Objective: Check every line below for the word "right" and copy each one that has it.

(Items listed in a dataset)
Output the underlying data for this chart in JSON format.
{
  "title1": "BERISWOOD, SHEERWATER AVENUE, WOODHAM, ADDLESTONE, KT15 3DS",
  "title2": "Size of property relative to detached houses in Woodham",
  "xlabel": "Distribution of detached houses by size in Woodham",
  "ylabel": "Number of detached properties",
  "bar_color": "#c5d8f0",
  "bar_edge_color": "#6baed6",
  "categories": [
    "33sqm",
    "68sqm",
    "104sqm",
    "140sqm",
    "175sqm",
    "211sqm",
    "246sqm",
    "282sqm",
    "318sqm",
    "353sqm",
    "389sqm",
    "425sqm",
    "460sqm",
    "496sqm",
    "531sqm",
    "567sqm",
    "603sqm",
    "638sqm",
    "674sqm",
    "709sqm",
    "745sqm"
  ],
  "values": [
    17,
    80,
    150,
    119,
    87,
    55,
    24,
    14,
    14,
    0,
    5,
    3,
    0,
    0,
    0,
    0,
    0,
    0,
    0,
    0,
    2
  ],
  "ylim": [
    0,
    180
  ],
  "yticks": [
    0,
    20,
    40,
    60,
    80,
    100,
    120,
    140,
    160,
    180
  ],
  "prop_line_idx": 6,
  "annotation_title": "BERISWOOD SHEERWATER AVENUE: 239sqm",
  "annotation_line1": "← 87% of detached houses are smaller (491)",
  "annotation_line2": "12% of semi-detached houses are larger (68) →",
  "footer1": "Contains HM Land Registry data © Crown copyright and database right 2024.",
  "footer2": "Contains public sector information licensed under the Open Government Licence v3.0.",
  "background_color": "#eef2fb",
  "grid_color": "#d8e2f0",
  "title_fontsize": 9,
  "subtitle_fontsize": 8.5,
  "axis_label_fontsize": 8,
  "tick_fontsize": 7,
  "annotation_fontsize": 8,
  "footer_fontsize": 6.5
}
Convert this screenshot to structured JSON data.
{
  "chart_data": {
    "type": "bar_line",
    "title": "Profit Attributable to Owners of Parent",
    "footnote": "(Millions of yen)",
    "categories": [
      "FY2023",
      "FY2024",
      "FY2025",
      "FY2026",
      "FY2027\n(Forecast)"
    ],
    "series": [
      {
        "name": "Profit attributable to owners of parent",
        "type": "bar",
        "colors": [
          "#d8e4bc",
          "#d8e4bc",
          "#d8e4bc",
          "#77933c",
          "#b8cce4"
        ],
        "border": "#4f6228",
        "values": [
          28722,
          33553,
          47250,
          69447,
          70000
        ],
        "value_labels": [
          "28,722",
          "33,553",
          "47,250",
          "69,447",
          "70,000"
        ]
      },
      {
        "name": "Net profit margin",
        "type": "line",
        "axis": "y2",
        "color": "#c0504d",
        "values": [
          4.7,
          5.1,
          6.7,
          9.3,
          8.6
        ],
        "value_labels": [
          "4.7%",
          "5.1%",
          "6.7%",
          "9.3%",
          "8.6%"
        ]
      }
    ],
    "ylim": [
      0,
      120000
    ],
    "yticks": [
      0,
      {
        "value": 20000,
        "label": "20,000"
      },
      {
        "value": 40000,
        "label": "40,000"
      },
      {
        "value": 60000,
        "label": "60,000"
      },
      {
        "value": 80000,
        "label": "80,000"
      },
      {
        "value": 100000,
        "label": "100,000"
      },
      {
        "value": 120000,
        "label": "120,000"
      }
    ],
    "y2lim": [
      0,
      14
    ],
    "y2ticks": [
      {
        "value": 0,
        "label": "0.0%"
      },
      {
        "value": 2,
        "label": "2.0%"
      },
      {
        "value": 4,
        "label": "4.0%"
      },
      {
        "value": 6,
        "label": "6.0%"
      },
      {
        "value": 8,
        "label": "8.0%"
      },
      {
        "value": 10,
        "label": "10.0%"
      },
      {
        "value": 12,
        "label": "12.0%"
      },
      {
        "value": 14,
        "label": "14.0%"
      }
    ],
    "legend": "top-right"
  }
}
* * *
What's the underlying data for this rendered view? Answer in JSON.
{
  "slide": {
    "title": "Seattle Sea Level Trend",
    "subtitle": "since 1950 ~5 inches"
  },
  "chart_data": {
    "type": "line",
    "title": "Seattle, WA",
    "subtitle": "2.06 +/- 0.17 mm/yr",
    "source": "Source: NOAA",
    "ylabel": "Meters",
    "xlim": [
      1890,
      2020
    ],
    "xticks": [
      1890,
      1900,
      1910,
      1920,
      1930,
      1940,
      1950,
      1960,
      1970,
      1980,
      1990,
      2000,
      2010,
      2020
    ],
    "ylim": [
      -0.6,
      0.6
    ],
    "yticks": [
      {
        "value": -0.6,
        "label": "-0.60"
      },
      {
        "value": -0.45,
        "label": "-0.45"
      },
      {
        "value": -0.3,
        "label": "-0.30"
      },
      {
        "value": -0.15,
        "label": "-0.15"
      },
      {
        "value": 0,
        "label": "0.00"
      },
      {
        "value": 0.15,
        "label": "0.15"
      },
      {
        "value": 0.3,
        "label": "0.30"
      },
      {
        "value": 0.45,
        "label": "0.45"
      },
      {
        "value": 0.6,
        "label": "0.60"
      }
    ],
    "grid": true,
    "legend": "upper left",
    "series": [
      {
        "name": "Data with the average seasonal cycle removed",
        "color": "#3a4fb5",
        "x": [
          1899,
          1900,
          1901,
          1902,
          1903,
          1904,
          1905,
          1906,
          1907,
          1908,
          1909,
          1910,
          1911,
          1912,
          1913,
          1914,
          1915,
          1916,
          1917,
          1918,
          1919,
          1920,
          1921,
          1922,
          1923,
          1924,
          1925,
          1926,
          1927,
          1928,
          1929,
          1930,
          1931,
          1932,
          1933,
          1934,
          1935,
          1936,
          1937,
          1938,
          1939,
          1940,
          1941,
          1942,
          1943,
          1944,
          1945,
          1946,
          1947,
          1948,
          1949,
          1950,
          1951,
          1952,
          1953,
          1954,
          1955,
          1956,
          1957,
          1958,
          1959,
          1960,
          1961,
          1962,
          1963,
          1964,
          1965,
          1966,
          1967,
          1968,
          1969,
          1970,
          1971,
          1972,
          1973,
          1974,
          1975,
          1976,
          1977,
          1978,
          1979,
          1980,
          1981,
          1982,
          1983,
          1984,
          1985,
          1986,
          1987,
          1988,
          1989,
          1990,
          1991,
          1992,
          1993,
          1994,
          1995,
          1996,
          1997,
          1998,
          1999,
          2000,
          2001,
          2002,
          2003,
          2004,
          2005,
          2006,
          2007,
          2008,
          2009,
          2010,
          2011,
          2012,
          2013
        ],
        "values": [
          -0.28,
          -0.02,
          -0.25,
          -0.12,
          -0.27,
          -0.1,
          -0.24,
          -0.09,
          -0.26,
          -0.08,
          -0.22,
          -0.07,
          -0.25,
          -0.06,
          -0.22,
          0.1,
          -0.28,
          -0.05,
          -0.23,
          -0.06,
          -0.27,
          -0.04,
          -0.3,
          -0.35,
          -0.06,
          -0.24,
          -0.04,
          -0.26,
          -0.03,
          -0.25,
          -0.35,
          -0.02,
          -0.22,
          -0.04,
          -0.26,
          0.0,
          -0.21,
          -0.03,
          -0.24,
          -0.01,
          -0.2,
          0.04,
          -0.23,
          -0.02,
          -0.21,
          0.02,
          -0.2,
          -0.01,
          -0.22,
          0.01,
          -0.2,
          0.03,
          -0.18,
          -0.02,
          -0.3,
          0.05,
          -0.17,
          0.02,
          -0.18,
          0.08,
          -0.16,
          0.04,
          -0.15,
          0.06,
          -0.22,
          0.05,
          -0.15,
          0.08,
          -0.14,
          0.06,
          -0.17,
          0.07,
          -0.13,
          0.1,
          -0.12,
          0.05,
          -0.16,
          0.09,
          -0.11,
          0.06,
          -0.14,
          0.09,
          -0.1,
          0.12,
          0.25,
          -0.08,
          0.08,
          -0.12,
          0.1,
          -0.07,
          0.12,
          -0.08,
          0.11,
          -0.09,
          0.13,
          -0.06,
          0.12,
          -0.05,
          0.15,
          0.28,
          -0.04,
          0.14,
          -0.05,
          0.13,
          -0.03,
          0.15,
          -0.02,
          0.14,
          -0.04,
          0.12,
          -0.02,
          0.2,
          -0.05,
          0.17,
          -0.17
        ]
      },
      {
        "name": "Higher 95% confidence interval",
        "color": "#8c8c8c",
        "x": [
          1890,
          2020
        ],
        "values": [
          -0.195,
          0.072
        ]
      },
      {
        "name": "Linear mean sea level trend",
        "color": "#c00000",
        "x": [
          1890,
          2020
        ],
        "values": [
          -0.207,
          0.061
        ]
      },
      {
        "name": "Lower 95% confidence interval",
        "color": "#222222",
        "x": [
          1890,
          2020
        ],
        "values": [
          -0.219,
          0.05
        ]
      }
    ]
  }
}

Problem solution:
  "footer1": "Contains HM Land Registry data © Crown copyright and database right 2024.",
    "legend": "top-right"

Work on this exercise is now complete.